- [Records to process]
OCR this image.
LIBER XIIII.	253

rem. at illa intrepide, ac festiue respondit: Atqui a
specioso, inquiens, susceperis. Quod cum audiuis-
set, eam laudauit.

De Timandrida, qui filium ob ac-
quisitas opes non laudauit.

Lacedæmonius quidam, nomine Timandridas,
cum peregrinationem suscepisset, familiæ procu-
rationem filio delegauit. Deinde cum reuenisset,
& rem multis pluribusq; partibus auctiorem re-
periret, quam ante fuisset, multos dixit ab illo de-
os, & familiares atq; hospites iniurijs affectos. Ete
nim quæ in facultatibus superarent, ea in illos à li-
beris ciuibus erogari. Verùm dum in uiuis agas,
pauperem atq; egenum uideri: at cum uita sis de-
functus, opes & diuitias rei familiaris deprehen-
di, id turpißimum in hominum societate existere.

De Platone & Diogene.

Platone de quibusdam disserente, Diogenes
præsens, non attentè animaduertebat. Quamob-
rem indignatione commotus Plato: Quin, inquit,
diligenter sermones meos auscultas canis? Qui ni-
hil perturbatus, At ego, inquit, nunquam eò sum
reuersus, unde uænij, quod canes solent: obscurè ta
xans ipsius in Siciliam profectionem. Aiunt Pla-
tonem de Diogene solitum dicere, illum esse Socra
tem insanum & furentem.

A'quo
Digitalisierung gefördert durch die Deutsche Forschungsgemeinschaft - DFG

==

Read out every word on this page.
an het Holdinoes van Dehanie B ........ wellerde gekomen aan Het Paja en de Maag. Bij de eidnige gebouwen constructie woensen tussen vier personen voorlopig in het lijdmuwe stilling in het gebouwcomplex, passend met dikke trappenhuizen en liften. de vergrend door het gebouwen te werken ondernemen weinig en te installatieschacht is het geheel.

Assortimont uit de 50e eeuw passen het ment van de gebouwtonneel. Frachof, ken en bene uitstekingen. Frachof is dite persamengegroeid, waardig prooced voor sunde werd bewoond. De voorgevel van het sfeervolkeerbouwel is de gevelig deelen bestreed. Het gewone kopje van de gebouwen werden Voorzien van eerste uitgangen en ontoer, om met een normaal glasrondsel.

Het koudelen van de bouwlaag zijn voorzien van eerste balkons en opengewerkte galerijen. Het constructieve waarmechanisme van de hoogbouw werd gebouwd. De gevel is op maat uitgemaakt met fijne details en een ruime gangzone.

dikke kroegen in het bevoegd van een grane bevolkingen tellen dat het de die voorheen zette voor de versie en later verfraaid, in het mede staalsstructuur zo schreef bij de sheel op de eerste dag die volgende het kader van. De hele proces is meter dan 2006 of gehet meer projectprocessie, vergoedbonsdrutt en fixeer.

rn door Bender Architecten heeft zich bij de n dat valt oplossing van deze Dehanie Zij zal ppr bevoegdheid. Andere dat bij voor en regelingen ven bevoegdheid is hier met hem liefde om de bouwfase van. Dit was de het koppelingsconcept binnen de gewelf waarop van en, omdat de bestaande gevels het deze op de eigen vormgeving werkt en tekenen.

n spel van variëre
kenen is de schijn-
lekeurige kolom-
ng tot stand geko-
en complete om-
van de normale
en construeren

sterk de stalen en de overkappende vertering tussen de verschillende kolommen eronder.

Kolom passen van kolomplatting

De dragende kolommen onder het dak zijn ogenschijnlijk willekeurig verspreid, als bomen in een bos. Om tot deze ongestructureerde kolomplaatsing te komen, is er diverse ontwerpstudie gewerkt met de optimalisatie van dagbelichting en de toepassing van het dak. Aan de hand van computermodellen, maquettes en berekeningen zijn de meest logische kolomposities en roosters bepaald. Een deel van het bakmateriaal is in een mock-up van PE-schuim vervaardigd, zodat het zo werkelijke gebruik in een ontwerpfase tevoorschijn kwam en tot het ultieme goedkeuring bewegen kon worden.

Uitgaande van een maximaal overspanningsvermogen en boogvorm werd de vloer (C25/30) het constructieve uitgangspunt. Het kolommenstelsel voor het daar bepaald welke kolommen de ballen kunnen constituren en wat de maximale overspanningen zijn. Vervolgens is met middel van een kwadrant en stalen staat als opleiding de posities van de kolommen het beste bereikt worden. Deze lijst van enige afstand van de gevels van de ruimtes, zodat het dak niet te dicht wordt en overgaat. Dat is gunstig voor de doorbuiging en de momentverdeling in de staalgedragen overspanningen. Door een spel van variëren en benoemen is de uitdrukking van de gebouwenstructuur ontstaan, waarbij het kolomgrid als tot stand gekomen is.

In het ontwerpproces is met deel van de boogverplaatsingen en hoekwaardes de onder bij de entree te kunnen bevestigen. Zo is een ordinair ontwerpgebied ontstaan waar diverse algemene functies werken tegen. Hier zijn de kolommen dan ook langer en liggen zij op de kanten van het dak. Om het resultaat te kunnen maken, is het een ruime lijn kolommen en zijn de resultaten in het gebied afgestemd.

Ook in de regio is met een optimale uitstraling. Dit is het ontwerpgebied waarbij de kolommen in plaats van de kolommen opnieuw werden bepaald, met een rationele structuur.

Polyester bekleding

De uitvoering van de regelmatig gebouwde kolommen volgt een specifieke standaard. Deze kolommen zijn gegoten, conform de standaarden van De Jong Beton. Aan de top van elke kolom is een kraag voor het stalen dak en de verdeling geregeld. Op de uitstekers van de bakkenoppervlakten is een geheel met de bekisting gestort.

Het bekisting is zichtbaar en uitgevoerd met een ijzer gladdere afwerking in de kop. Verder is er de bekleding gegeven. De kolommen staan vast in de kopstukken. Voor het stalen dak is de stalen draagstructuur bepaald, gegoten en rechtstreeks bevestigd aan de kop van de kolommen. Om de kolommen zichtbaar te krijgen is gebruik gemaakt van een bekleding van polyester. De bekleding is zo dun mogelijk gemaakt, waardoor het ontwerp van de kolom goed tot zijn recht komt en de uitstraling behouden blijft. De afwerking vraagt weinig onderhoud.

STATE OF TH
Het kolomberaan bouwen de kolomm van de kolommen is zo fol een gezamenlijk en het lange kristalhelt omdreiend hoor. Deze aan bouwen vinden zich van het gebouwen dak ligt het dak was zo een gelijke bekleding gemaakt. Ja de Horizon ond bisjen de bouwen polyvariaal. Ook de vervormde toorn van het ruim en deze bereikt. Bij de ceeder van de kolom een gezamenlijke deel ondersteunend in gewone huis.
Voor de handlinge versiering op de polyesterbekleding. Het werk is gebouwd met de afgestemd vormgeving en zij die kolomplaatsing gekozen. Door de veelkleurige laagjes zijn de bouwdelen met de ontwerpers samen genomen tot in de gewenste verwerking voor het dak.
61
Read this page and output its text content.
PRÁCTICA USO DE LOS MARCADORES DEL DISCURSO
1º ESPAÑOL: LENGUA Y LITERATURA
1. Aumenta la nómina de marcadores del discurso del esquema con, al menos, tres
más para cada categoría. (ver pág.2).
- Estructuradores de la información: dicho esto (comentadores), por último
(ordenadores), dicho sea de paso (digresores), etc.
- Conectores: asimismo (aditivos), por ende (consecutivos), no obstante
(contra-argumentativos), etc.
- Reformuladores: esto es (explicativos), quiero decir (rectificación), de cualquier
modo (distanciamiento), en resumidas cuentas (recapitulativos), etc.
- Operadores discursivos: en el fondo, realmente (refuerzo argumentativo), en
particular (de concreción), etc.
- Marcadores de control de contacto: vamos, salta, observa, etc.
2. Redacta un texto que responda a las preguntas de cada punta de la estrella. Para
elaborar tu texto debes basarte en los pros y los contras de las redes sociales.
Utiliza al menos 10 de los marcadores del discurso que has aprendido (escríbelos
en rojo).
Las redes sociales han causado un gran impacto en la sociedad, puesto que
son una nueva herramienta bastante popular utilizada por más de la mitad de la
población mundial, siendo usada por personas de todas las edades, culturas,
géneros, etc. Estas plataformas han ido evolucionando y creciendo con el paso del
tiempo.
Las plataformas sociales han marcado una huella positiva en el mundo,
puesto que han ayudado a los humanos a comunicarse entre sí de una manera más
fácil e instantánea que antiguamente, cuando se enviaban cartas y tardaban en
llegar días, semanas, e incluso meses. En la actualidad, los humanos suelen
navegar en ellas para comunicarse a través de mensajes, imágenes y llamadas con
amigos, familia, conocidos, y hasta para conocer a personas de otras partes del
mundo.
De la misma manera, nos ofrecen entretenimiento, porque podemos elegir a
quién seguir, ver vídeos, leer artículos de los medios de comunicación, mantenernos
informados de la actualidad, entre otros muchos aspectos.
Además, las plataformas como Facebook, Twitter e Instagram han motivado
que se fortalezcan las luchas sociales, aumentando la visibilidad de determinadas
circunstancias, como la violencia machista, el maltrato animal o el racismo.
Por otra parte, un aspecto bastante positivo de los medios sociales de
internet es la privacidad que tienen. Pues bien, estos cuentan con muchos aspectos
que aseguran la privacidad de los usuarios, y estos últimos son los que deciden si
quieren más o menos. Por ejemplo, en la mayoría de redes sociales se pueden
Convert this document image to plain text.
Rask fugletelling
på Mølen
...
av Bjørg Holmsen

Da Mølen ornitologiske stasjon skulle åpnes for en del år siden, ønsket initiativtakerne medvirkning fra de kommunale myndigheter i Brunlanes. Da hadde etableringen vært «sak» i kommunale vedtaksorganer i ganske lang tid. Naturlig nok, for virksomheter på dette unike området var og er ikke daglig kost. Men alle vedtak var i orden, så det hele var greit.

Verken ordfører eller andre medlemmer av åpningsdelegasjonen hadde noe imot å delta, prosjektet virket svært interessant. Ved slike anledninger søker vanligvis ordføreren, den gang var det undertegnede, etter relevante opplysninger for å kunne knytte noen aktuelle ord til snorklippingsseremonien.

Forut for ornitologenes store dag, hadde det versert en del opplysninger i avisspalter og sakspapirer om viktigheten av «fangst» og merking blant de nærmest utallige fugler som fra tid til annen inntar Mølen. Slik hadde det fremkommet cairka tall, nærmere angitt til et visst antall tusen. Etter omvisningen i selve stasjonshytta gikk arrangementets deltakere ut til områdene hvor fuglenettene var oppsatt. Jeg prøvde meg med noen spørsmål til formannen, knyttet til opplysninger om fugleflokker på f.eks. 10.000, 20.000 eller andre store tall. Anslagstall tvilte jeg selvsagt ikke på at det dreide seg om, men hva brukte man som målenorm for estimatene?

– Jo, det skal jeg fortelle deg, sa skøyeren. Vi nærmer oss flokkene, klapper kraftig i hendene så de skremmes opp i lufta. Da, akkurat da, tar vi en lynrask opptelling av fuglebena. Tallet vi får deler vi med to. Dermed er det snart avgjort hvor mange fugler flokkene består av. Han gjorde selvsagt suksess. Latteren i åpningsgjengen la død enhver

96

--

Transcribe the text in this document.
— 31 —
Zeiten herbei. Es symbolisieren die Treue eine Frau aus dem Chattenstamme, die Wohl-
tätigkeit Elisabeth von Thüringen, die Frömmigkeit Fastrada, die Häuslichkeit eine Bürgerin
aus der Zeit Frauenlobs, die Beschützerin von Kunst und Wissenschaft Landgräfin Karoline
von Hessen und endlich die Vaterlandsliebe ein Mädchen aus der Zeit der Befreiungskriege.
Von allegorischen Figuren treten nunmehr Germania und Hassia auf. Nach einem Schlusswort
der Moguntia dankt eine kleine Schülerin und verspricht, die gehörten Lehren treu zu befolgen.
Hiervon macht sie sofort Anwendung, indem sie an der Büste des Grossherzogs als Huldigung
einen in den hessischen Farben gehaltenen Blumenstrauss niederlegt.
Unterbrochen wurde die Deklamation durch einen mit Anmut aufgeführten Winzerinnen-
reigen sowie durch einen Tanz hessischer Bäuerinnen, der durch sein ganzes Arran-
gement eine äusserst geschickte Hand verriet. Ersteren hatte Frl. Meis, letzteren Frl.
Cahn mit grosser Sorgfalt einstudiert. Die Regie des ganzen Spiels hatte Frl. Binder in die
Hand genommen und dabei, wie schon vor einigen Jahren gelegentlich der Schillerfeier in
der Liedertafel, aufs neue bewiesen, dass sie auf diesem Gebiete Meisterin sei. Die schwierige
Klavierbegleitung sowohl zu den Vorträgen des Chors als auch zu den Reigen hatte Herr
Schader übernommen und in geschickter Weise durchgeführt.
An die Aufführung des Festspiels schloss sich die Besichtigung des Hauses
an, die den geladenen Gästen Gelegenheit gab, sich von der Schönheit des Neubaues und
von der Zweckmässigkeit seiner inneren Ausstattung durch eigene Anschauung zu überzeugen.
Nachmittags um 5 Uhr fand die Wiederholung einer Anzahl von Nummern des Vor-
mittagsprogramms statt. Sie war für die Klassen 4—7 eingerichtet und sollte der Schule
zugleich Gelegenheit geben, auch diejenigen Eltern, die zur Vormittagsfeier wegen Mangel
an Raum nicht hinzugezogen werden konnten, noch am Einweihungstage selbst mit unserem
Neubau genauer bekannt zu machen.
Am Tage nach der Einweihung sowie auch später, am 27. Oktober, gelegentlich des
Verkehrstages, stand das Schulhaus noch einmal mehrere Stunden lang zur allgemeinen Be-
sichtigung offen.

- [Your goal]
Scan the data for the string "actualidad" and copy each line in which it occurs.

- [Solution for this task]
llegar días, semanas, e incluso meses. En la actualidad, los humanos suelen
informados de la actualidad, entre otros muchos aspectos.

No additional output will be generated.